* _TASK PROMPT_
Please quote the material exactly, every line of it.

[Dataset rows about figures]
>> BEGIN
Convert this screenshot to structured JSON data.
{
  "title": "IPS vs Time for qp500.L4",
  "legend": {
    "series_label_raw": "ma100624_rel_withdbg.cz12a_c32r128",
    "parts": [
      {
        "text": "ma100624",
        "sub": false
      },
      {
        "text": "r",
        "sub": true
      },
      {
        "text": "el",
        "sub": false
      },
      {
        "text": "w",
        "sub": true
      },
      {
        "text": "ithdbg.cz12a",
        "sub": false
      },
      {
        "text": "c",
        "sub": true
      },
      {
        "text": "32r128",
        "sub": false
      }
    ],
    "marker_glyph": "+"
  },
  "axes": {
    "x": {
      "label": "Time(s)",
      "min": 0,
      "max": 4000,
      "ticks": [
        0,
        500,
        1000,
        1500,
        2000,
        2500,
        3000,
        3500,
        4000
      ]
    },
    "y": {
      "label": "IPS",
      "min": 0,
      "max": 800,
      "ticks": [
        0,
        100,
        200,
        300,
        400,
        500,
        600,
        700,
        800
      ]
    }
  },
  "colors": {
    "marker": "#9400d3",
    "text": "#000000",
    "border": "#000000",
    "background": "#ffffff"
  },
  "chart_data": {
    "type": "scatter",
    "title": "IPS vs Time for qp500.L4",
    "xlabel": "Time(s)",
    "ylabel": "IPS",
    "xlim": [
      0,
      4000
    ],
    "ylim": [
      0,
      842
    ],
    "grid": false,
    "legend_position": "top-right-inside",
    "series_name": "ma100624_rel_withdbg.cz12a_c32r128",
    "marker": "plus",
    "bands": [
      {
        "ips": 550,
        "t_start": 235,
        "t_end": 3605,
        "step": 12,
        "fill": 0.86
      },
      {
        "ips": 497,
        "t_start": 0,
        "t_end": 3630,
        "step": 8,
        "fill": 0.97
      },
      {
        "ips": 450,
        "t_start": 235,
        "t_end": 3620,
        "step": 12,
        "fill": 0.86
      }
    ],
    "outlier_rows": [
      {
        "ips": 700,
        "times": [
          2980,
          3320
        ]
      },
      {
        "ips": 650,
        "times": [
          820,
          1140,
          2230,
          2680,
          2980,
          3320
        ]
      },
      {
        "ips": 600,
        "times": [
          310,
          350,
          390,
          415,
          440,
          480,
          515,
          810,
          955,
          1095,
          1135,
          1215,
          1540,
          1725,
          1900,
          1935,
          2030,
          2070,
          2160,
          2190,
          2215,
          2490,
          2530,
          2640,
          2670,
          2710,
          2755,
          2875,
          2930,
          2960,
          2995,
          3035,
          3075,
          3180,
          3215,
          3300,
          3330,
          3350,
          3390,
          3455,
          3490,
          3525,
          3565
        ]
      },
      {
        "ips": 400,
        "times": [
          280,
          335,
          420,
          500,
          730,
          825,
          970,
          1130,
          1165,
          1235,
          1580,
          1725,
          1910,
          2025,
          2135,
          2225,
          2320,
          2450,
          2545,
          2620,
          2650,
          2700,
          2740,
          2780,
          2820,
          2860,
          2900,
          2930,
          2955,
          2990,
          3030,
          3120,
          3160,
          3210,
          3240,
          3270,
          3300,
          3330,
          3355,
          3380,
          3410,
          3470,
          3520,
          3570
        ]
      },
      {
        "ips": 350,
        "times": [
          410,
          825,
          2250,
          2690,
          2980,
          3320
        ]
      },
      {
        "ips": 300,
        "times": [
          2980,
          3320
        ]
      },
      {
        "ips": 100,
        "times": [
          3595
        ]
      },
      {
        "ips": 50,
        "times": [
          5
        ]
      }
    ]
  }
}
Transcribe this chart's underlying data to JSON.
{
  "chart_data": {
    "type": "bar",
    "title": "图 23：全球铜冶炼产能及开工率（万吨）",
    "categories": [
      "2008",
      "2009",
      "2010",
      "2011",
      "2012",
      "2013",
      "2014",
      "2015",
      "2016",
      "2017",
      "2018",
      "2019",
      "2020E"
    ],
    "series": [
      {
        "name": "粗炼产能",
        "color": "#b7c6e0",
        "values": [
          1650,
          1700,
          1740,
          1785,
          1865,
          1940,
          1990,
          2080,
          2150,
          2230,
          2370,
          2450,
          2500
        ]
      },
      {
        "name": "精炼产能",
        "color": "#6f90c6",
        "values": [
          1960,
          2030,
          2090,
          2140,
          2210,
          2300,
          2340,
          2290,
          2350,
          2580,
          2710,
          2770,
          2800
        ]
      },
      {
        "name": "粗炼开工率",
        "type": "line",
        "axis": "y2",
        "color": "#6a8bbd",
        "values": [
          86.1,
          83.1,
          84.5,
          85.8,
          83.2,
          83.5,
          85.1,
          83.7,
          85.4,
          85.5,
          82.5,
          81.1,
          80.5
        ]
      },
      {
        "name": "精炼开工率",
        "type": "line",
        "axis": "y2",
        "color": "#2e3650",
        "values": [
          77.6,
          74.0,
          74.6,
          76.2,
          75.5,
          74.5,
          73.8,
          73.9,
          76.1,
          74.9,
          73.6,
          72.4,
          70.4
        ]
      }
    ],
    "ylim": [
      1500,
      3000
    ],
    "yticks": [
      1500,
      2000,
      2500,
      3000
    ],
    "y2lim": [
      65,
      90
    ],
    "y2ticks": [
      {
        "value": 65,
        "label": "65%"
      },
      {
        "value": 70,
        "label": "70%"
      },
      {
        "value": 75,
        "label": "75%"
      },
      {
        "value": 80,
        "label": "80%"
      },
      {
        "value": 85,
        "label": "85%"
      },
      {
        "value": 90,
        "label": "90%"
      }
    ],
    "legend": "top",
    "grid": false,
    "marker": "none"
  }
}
>> END
* _RESULT OF THIS TASK_
Convert this screenshot to structured JSON data.
{
  "title": "IPS vs Time for qp500.L4",
  "legend": {
    "series_label_raw": "ma100624_rel_withdbg.cz12a_c32r128",
    "parts": [
      {
        "text": "ma100624",
        "sub": false
      },
      {
        "text": "r",
        "sub": true
      },
      {
        "text": "el",
        "sub": false
      },
      {
        "text": "w",
        "sub": true
      },
      {
        "text": "ithdbg.cz12a",
        "sub": false
      },
      {
        "text": "c",
        "sub": true
      },
      {
        "text": "32r128",
        "sub": false
      }
    ],
    "marker_glyph": "+"
  },
  "axes": {
    "x": {
      "label": "Time(s)",
      "min": 0,
      "max": 4000,
      "ticks": [
        0,
        500,
        1000,
        1500,
        2000,
        2500,
        3000,
        3500,
        4000
      ]
    },
    "y": {
      "label": "IPS",
      "min": 0,
      "max": 800,
      "ticks": [
        0,
        100,
        200,
        300,
        400,
        500,
        600,
        700,
        800
      ]
    }
  },
  "colors": {
    "marker": "#9400d3",
    "text": "#000000",
    "border": "#000000",
    "background": "#ffffff"
  },
  "chart_data": {
    "type": "scatter",
    "title": "IPS vs Time for qp500.L4",
    "xlabel": "Time(s)",
    "ylabel": "IPS",
    "xlim": [
      0,
      4000
    ],
    "ylim": [
      0,
      842
    ],
    "grid": false,
    "legend_position": "top-right-inside",
    "series_name": "ma100624_rel_withdbg.cz12a_c32r128",
    "marker": "plus",
    "bands": [
      {
        "ips": 550,
        "t_start": 235,
        "t_end": 3605,
        "step": 12,
        "fill": 0.86
      },
      {
        "ips": 497,
        "t_start": 0,
        "t_end": 3630,
        "step": 8,
        "fill": 0.97
      },
      {
        "ips": 450,
        "t_start": 235,
        "t_end": 3620,
        "step": 12,
        "fill": 0.86
      }
    ],
    "outlier_rows": [
      {
        "ips": 700,
        "times": [
          2980,
          3320
        ]
      },
      {
        "ips": 650,
        "times": [
          820,
          1140,
          2230,
          2680,
          2980,
          3320
        ]
      },
      {
        "ips": 600,
        "times": [
          310,
          350,
          390,
          415,
          440,
          480,
          515,
          810,
          955,
          1095,
          1135,
          1215,
          1540,
          1725,
          1900,
          1935,
          2030,
          2070,
          2160,
          2190,
          2215,
          2490,
          2530,
          2640,
          2670,
          2710,
          2755,
          2875,
          2930,
          2960,
          2995,
          3035,
          3075,
          3180,
          3215,
          3300,
          3330,
          3350,
          3390,
          3455,
          3490,
          3525,
          3565
        ]
      },
      {
        "ips": 400,
        "times": [
          280,
          335,
          420,
          500,
          730,
          825,
          970,
          1130,
          1165,
          1235,
          1580,
          1725,
          1910,
          2025,
          2135,
          2225,
          2320,
          2450,
          2545,
          2620,
          2650,
          2700,
          2740,
          2780,
          2820,
          2860,
          2900,
          2930,
          2955,
          2990,
          3030,
          3120,
          3160,
          3210,
          3240,
          3270,
          3300,
          3330,
          3355,
          3380,
          3410,
          3470,
          3520,
          3570
        ]
      },
      {
        "ips": 350,
        "times": [
          410,
          825,
          2250,
          2690,
          2980,
          3320
        ]
      },
      {
        "ips": 300,
        "times": [
          2980,
          3320
        ]
      },
      {
        "ips": 100,
        "times": [
          3595
        ]
      },
      {
        "ips": 50,
        "times": [
          5
        ]
      }
    ]
  }
}
Transcribe this chart's underlying data to JSON.
{
  "chart_data": {
    "type": "bar",
    "title": "图 23：全球铜冶炼产能及开工率（万吨）",
    "categories": [
      "2008",
      "2009",
      "2010",
      "2011",
      "2012",
      "2013",
      "2014",
      "2015",
      "2016",
      "2017",
      "2018",
      "2019",
      "2020E"
    ],
    "series": [
      {
        "name": "粗炼产能",
        "color": "#b7c6e0",
        "values": [
          1650,
          1700,
          1740,
          1785,
          1865,
          1940,
          1990,
          2080,
          2150,
          2230,
          2370,
          2450,
          2500
        ]
      },
      {
        "name": "精炼产能",
        "color": "#6f90c6",
        "values": [
          1960,
          2030,
          2090,
          2140,
          2210,
          2300,
          2340,
          2290,
          2350,
          2580,
          2710,
          2770,
          2800
        ]
      },
      {
        "name": "粗炼开工率",
        "type": "line",
        "axis": "y2",
        "color": "#6a8bbd",
        "values": [
          86.1,
          83.1,
          84.5,
          85.8,
          83.2,
          83.5,
          85.1,
          83.7,
          85.4,
          85.5,
          82.5,
          81.1,
          80.5
        ]
      },
      {
        "name": "精炼开工率",
        "type": "line",
        "axis": "y2",
        "color": "#2e3650",
        "values": [
          77.6,
          74.0,
          74.6,
          76.2,
          75.5,
          74.5,
          73.8,
          73.9,
          76.1,
          74.9,
          73.6,
          72.4,
          70.4
        ]
      }
    ],
    "ylim": [
      1500,
      3000
    ],
    "yticks": [
      1500,
      2000,
      2500,
      3000
    ],
    "y2lim": [
      65,
      90
    ],
    "y2ticks": [
      {
        "value": 65,
        "label": "65%"
      },
      {
        "value": 70,
        "label": "70%"
      },
      {
        "value": 75,
        "label": "75%"
      },
      {
        "value": 80,
        "label": "80%"
      },
      {
        "value": 85,
        "label": "85%"
      },
      {
        "value": 90,
        "label": "90%"
      }
    ],
    "legend": "top",
    "grid": false,
    "marker": "none"
  }
}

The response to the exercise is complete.